Copy each line below in which the word "frequency" occurs.

·····

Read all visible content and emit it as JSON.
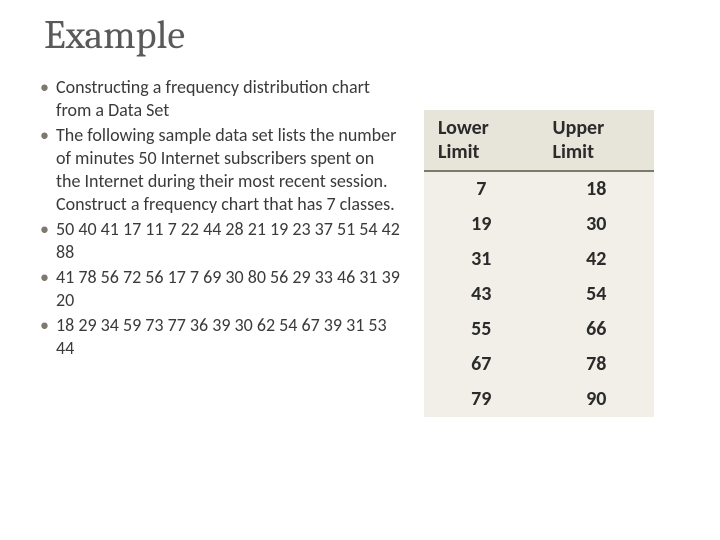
{
  "title": "Example",
  "bullets": [
    "Constructing a frequency distribution chart from a Data Set",
    "The following sample data set lists the number of minutes 50 Internet subscribers spent on the Internet during their most recent session. Construct a frequency chart that has 7 classes.",
    "50 40 41 17 11 7 22 44  28 21 19  23 37 51 54 42 88",
    "41 78 56  72 56  17 7 69 30 80 56 29 33  46  31 39 20",
    "18 29 34 59 73 77 36 39 30 62 54 67 39 31 53 44"
  ],
  "table": {
    "headers": [
      "Lower Limit",
      "Upper Limit"
    ],
    "rows": [
      [
        "7",
        "18"
      ],
      [
        "19",
        "30"
      ],
      [
        "31",
        "42"
      ],
      [
        "43",
        "54"
      ],
      [
        "55",
        "66"
      ],
      [
        "67",
        "78"
      ],
      [
        "79",
        "90"
      ]
    ],
    "header_bg": "#e7e4d9",
    "header_border": "#7d7a6d",
    "body_bg": "#f1efe8",
    "text_color": "#2b2b2b",
    "font_size": 20
  },
  "colors": {
    "title": "#5a5a5a",
    "bullet_marker": "#7d7a6d",
    "body_text": "#3a3a3a",
    "background": "#ffffff"
  },
  "typography": {
    "title_family": "Cambria",
    "title_size": 40,
    "body_family": "Calibri",
    "body_size": 18
  }
}
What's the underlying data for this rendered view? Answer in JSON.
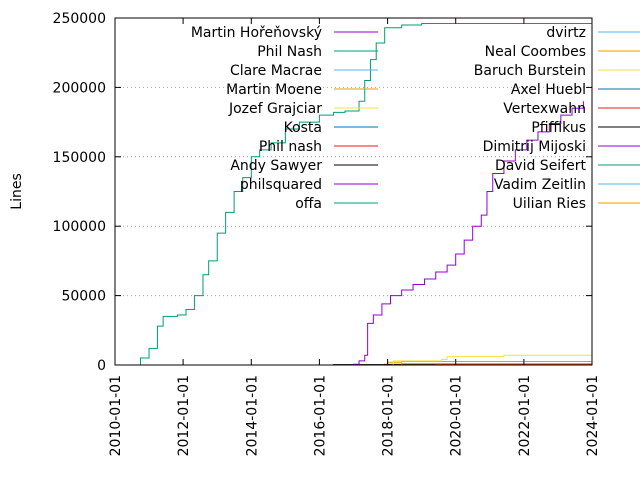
{
  "chart_data": {
    "type": "line",
    "title": "",
    "xlabel": "",
    "ylabel": "Lines",
    "x_tick_labels": [
      "2010-01-01",
      "2012-01-01",
      "2014-01-01",
      "2016-01-01",
      "2018-01-01",
      "2020-01-01",
      "2022-01-01",
      "2024-01-01"
    ],
    "x_ticks": [
      "2010-01-01",
      "2012-01-01",
      "2014-01-01",
      "2016-01-01",
      "2018-01-01",
      "2020-01-01",
      "2022-01-01",
      "2024-01-01"
    ],
    "y_tick_labels": [
      "0",
      "50000",
      "100000",
      "150000",
      "200000",
      "250000"
    ],
    "y_ticks": [
      0,
      50000,
      100000,
      150000,
      200000,
      250000
    ],
    "xlim": [
      "2010-01-01",
      "2024-01-01"
    ],
    "ylim": [
      0,
      250000
    ],
    "grid": "horizontal dotted",
    "legend_position": "inside top, two columns",
    "series": [
      {
        "name": "Martin Hořeňovský",
        "color": "#9400d3",
        "points": []
      },
      {
        "name": "Phil Nash",
        "color": "#009e73",
        "points": []
      },
      {
        "name": "Clare Macrae",
        "color": "#56b4e9",
        "points": []
      },
      {
        "name": "Martin Moene",
        "color": "#e69f00",
        "points": [
          [
            "2013-01-01",
            0
          ],
          [
            "2017-12-01",
            600
          ],
          [
            "2024-01-01",
            600
          ]
        ]
      },
      {
        "name": "Jozef Grajciar",
        "color": "#f0e442",
        "points": []
      },
      {
        "name": "Kosta",
        "color": "#0072b2",
        "points": []
      },
      {
        "name": "Phil nash",
        "color": "#e51e10",
        "points": []
      },
      {
        "name": "Andy Sawyer",
        "color": "#000000",
        "points": [
          [
            "2013-01-01",
            0
          ],
          [
            "2016-06-01",
            300
          ],
          [
            "2024-01-01",
            300
          ]
        ]
      },
      {
        "name": "philsquared",
        "color": "#9400d3",
        "points": [
          [
            "2015-01-01",
            0
          ],
          [
            "2017-01-01",
            500
          ],
          [
            "2017-03-01",
            3000
          ],
          [
            "2017-05-01",
            7000
          ],
          [
            "2017-06-01",
            30000
          ],
          [
            "2017-08-01",
            36000
          ],
          [
            "2017-11-01",
            44000
          ],
          [
            "2018-02-01",
            50000
          ],
          [
            "2018-06-01",
            54000
          ],
          [
            "2018-10-01",
            58000
          ],
          [
            "2019-02-01",
            62000
          ],
          [
            "2019-06-01",
            67000
          ],
          [
            "2019-10-01",
            72000
          ],
          [
            "2020-01-01",
            80000
          ],
          [
            "2020-04-01",
            90000
          ],
          [
            "2020-07-01",
            100000
          ],
          [
            "2020-10-01",
            108000
          ],
          [
            "2020-12-01",
            125000
          ],
          [
            "2021-02-01",
            138000
          ],
          [
            "2021-06-01",
            147000
          ],
          [
            "2021-10-01",
            155000
          ],
          [
            "2022-02-01",
            162000
          ],
          [
            "2022-06-01",
            168000
          ],
          [
            "2022-10-01",
            174000
          ],
          [
            "2023-02-01",
            180000
          ],
          [
            "2023-06-01",
            185000
          ],
          [
            "2023-10-01",
            190000
          ]
        ]
      },
      {
        "name": "offa",
        "color": "#009e73",
        "points": []
      },
      {
        "name": "dvirtz",
        "color": "#56b4e9",
        "points": []
      },
      {
        "name": "Neal Coombes",
        "color": "#e69f00",
        "points": [
          [
            "2017-06-01",
            0
          ],
          [
            "2018-01-01",
            2000
          ],
          [
            "2018-06-01",
            2500
          ],
          [
            "2024-01-01",
            2500
          ]
        ]
      },
      {
        "name": "Baruch Burstein",
        "color": "#f0e442",
        "points": [
          [
            "2017-08-01",
            0
          ],
          [
            "2018-03-01",
            3000
          ],
          [
            "2019-08-01",
            4000
          ],
          [
            "2019-10-01",
            6000
          ],
          [
            "2021-06-01",
            7000
          ],
          [
            "2024-01-01",
            7000
          ]
        ]
      },
      {
        "name": "Axel Huebl",
        "color": "#0072b2",
        "points": []
      },
      {
        "name": "Vertexwahn",
        "color": "#e51e10",
        "points": [
          [
            "2018-01-01",
            0
          ],
          [
            "2019-06-01",
            500
          ],
          [
            "2024-01-01",
            500
          ]
        ]
      },
      {
        "name": "Pfiffikus",
        "color": "#000000",
        "points": []
      },
      {
        "name": "Dimitrij Mijoski",
        "color": "#9400d3",
        "points": []
      },
      {
        "name": "David Seifert",
        "color": "#009e73",
        "points": [
          [
            "2010-08-01",
            0
          ],
          [
            "2010-10-01",
            5000
          ],
          [
            "2011-01-01",
            12000
          ],
          [
            "2011-04-01",
            28000
          ],
          [
            "2011-06-01",
            35000
          ],
          [
            "2011-11-01",
            36000
          ],
          [
            "2012-02-01",
            40000
          ],
          [
            "2012-05-01",
            50000
          ],
          [
            "2012-08-01",
            65000
          ],
          [
            "2012-10-01",
            75000
          ],
          [
            "2013-01-01",
            95000
          ],
          [
            "2013-04-01",
            110000
          ],
          [
            "2013-07-01",
            125000
          ],
          [
            "2013-10-01",
            135000
          ],
          [
            "2014-01-01",
            150000
          ],
          [
            "2014-04-01",
            155000
          ],
          [
            "2014-08-01",
            160000
          ],
          [
            "2015-01-01",
            170000
          ],
          [
            "2015-06-01",
            175000
          ],
          [
            "2016-01-01",
            180000
          ],
          [
            "2016-06-01",
            182000
          ],
          [
            "2016-10-01",
            183000
          ],
          [
            "2017-01-01",
            183000
          ],
          [
            "2017-03-01",
            190000
          ],
          [
            "2017-05-01",
            205000
          ],
          [
            "2017-07-01",
            220000
          ],
          [
            "2017-09-01",
            232000
          ],
          [
            "2017-12-01",
            243000
          ],
          [
            "2018-06-01",
            245000
          ],
          [
            "2019-01-01",
            246000
          ],
          [
            "2024-01-01",
            246000
          ]
        ]
      },
      {
        "name": "Vadim Zeitlin",
        "color": "#56b4e9",
        "points": []
      },
      {
        "name": "Uilian Ries",
        "color": "#e69f00",
        "points": [
          [
            "2017-10-01",
            0
          ],
          [
            "2018-06-01",
            1000
          ],
          [
            "2024-01-01",
            1000
          ]
        ]
      }
    ]
  }
}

·····

> **OUTPUT OF THE TASK**:
    "Constructing a frequency distribution chart from a Data Set",
    "The following sample data set lists the number of minutes 50 Internet subscribers spent on the Internet during their most recent session. Construct a frequency chart that has 7 classes.",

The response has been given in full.